WHAT YOU HAVE TO DO: Repeat word for word the part of the Amanda Webb story below that starts at "In their thirties, Amanda" and stops after "expecting bad news.".
--- PASSAGE ---
0488 333 723PO Box 82 Herston QLD Australia 4029info@cherish.org.au

Amanda

Once a painful reminder, Mother’s Day is now a celebration of resilience and hope for Amanda Webb. After battling cervical cancer and navigating the complex path of surrogacy, she defied the odds to welcome two sons—proof that perseverance and medical advances can make dreams come true.

From shock to joy: Amanda’s journey to motherhood

Mother’s Day used to be a painful reminder for Amanda Webb and her husband Ryan, who longed to start a family but faced heartbreak after heartbreak. Today, Amanda celebrates the day with gratitude, surrounded by her two sons and full of appreciation for the medical advances and people who helped make her dream of motherhood come true.

A shock diagnosis

In their thirties, Amanda and Ryan decided to try for a baby. As part of her pre-conception care in early 2012, Amanda underwent routine tests, including a cervical cancer screening. Having always considered herself healthy, Amanda wasn’t expecting bad news.

“I was fit, on top of my health. I had some bleeding between periods, but my GP thought it was hormonal,” Amanda recalled. But this time, the test results were different. The concerned look on her doctor’s face was the first sign that something was wrong. A biopsy followed, and the devastating news came while Amanda was at work: she had stage 1b cervical cancer.

Fighting cancer and preserving her fertility

Amanda was referred to gynaecological oncologist and Cherish Foundation Founder Professor Andreas Obermair. He laid out her options, including a hysterectomy or a radical trachelectomy, which would remove her cervix but leave her uterus intact. Amanda wanted children, so she chose the fertility-preserving procedure.
--- DATASET CONTENT ---
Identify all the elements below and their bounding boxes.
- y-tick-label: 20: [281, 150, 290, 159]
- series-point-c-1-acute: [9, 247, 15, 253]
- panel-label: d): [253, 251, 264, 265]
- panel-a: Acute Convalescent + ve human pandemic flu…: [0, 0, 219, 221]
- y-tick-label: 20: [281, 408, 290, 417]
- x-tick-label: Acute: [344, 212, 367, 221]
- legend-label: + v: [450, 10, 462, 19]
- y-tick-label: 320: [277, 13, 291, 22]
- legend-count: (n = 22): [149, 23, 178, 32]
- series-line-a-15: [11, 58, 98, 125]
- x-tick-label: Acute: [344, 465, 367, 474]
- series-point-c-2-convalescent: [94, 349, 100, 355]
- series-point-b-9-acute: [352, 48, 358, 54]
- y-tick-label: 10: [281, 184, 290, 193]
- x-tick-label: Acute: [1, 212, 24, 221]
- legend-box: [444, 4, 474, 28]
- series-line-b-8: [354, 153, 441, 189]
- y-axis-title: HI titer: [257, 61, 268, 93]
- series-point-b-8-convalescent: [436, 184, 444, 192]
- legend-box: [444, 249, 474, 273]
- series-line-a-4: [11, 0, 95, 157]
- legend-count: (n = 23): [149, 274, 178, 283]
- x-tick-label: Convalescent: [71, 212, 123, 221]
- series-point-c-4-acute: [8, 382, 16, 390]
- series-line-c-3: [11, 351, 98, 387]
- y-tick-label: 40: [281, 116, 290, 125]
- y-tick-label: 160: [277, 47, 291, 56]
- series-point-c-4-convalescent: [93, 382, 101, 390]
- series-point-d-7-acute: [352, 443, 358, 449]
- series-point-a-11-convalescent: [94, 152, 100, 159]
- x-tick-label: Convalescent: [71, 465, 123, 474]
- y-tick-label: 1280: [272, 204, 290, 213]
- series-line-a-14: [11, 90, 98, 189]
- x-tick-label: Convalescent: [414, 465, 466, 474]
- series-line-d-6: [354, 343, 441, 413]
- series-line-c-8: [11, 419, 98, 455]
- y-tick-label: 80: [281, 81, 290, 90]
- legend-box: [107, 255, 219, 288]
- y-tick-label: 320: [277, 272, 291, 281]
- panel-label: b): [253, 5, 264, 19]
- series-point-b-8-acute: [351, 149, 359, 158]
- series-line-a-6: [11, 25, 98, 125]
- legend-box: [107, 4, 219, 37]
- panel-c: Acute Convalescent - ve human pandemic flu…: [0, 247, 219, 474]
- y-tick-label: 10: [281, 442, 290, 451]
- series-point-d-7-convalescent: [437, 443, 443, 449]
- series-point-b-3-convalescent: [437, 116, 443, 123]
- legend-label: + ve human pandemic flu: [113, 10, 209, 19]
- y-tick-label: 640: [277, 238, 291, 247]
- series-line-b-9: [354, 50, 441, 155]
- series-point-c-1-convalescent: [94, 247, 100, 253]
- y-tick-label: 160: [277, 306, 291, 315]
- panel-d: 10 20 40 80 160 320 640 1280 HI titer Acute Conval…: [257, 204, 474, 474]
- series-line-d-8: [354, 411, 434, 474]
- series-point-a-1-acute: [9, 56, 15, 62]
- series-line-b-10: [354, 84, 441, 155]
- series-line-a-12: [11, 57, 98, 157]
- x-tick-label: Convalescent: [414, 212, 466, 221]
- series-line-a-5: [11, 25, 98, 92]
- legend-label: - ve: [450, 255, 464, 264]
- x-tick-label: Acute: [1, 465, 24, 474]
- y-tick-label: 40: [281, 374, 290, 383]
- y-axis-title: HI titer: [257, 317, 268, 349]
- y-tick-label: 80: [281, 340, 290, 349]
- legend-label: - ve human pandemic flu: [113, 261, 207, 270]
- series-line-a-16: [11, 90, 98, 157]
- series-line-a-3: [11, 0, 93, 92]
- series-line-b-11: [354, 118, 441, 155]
---
RESPONSE TO THE EXERCISE:
In their thirties, Amanda and Ryan decided to try for a baby. As part of her pre-conception care in early 2012, Amanda underwent routine tests, including a cervical cancer screening. Having always considered herself healthy, Amanda wasn’t expecting bad news.